Directions for this task -> Which lines in the records below contain the word "bold"? Copy each of them.

(Figure dataset records)

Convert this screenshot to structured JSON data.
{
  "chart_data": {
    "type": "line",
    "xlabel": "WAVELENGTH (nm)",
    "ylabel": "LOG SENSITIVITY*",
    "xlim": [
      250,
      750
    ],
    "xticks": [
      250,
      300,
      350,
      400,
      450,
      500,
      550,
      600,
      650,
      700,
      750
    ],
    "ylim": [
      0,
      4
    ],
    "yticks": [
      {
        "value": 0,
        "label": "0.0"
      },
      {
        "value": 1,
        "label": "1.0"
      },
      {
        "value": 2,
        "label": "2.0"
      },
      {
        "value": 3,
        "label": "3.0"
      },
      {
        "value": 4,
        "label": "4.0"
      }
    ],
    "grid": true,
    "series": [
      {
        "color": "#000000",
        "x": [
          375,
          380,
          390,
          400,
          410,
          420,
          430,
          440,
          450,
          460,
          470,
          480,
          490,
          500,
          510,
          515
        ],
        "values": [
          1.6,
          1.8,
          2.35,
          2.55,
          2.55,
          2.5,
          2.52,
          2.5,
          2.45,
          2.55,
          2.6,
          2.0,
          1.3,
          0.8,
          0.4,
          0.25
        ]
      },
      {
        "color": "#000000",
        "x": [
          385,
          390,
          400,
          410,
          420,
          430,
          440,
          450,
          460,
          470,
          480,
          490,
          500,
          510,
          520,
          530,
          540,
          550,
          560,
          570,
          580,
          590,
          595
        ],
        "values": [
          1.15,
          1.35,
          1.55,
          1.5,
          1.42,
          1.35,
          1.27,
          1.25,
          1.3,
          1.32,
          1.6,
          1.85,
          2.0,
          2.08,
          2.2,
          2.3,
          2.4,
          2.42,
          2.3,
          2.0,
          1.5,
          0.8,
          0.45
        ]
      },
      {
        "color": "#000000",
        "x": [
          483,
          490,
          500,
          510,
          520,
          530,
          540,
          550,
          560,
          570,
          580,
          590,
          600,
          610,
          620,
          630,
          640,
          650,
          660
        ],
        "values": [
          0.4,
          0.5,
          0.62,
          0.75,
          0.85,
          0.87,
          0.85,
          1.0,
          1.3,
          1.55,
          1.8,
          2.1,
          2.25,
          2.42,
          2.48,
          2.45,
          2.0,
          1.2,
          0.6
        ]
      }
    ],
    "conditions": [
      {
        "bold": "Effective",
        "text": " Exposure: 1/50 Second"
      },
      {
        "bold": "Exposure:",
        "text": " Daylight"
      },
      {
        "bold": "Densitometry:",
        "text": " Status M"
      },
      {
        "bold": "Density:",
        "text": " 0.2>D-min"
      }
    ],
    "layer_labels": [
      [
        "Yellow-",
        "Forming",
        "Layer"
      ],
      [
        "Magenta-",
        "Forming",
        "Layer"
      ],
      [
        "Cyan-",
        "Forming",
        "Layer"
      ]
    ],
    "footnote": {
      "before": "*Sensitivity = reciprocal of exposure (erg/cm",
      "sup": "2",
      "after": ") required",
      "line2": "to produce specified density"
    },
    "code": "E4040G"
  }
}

Reply ->
        "bold": "Effective",
        "bold": "Exposure:",
        "bold": "Densitometry:",
        "bold": "Density:",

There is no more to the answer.